Supplied information ->
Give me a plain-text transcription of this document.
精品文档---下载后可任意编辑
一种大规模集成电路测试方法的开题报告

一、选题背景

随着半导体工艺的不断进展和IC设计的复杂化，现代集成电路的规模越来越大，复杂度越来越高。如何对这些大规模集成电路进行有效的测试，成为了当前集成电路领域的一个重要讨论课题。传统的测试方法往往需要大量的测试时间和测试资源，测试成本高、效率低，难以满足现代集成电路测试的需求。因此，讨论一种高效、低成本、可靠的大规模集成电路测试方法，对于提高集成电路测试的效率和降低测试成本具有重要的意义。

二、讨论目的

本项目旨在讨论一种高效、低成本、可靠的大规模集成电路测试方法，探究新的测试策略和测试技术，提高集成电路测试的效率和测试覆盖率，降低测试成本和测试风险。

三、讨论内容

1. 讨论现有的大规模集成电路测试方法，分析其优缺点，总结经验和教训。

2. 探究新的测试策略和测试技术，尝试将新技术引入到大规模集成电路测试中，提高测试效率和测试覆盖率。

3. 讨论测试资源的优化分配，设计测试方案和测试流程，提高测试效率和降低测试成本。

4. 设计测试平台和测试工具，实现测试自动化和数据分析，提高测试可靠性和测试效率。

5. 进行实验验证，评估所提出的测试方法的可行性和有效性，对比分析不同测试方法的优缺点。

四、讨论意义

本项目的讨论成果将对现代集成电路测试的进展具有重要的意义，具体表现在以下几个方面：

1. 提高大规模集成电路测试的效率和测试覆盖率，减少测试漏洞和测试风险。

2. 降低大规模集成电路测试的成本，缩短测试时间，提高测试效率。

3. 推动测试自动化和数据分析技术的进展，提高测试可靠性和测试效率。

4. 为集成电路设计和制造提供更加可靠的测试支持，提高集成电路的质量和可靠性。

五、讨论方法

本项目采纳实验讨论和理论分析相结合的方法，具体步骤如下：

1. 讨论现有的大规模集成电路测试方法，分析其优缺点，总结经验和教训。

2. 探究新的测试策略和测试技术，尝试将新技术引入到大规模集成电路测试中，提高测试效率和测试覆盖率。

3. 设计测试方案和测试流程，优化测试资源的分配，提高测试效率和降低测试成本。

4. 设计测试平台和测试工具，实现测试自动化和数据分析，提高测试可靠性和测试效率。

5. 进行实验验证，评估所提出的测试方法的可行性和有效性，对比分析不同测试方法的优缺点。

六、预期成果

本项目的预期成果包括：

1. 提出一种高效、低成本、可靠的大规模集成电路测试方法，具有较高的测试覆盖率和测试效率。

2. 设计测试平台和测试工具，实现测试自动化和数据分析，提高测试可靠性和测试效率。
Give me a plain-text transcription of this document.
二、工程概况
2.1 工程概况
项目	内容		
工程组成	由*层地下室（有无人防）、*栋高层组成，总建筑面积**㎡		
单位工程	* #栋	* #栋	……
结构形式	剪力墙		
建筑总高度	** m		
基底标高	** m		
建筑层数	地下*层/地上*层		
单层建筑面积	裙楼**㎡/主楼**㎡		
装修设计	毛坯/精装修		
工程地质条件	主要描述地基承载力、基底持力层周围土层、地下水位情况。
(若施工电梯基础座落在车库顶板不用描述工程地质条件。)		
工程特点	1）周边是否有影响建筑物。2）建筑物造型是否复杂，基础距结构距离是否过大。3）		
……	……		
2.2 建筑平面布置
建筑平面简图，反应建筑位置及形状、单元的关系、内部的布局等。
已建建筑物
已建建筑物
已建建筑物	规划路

Given instruction -> Please repeat the listing above in full and exactly.

Result of the task ->
Give me a plain-text transcription of this document.
精品文档---下载后可任意编辑
一种大规模集成电路测试方法的开题报告

一、选题背景

随着半导体工艺的不断进展和IC设计的复杂化，现代集成电路的规模越来越大，复杂度越来越高。如何对这些大规模集成电路进行有效的测试，成为了当前集成电路领域的一个重要讨论课题。传统的测试方法往往需要大量的测试时间和测试资源，测试成本高、效率低，难以满足现代集成电路测试的需求。因此，讨论一种高效、低成本、可靠的大规模集成电路测试方法，对于提高集成电路测试的效率和降低测试成本具有重要的意义。

二、讨论目的

本项目旨在讨论一种高效、低成本、可靠的大规模集成电路测试方法，探究新的测试策略和测试技术，提高集成电路测试的效率和测试覆盖率，降低测试成本和测试风险。

三、讨论内容

1. 讨论现有的大规模集成电路测试方法，分析其优缺点，总结经验和教训。

2. 探究新的测试策略和测试技术，尝试将新技术引入到大规模集成电路测试中，提高测试效率和测试覆盖率。

3. 讨论测试资源的优化分配，设计测试方案和测试流程，提高测试效率和降低测试成本。

4. 设计测试平台和测试工具，实现测试自动化和数据分析，提高测试可靠性和测试效率。

5. 进行实验验证，评估所提出的测试方法的可行性和有效性，对比分析不同测试方法的优缺点。

四、讨论意义

本项目的讨论成果将对现代集成电路测试的进展具有重要的意义，具体表现在以下几个方面：

1. 提高大规模集成电路测试的效率和测试覆盖率，减少测试漏洞和测试风险。

2. 降低大规模集成电路测试的成本，缩短测试时间，提高测试效率。

3. 推动测试自动化和数据分析技术的进展，提高测试可靠性和测试效率。

4. 为集成电路设计和制造提供更加可靠的测试支持，提高集成电路的质量和可靠性。

五、讨论方法

本项目采纳实验讨论和理论分析相结合的方法，具体步骤如下：

1. 讨论现有的大规模集成电路测试方法，分析其优缺点，总结经验和教训。

2. 探究新的测试策略和测试技术，尝试将新技术引入到大规模集成电路测试中，提高测试效率和测试覆盖率。

3. 设计测试方案和测试流程，优化测试资源的分配，提高测试效率和降低测试成本。

4. 设计测试平台和测试工具，实现测试自动化和数据分析，提高测试可靠性和测试效率。

5. 进行实验验证，评估所提出的测试方法的可行性和有效性，对比分析不同测试方法的优缺点。

六、预期成果

本项目的预期成果包括：

1. 提出一种高效、低成本、可靠的大规模集成电路测试方法，具有较高的测试覆盖率和测试效率。

2. 设计测试平台和测试工具，实现测试自动化和数据分析，提高测试可靠性和测试效率。
Give me a plain-text transcription of this document.
二、工程概况
2.1 工程概况
项目	内容		
工程组成	由*层地下室（有无人防）、*栋高层组成，总建筑面积**㎡		
单位工程	* #栋	* #栋	……
结构形式	剪力墙		
建筑总高度	** m		
基底标高	** m		
建筑层数	地下*层/地上*层		
单层建筑面积	裙楼**㎡/主楼**㎡		
装修设计	毛坯/精装修		
工程地质条件	主要描述地基承载力、基底持力层周围土层、地下水位情况。
(若施工电梯基础座落在车库顶板不用描述工程地质条件。)		
工程特点	1）周边是否有影响建筑物。2）建筑物造型是否复杂，基础距结构距离是否过大。3）		
……	……		
2.2 建筑平面布置
建筑平面简图，反应建筑位置及形状、单元的关系、内部的布局等。
已建建筑物
已建建筑物
已建建筑物	规划路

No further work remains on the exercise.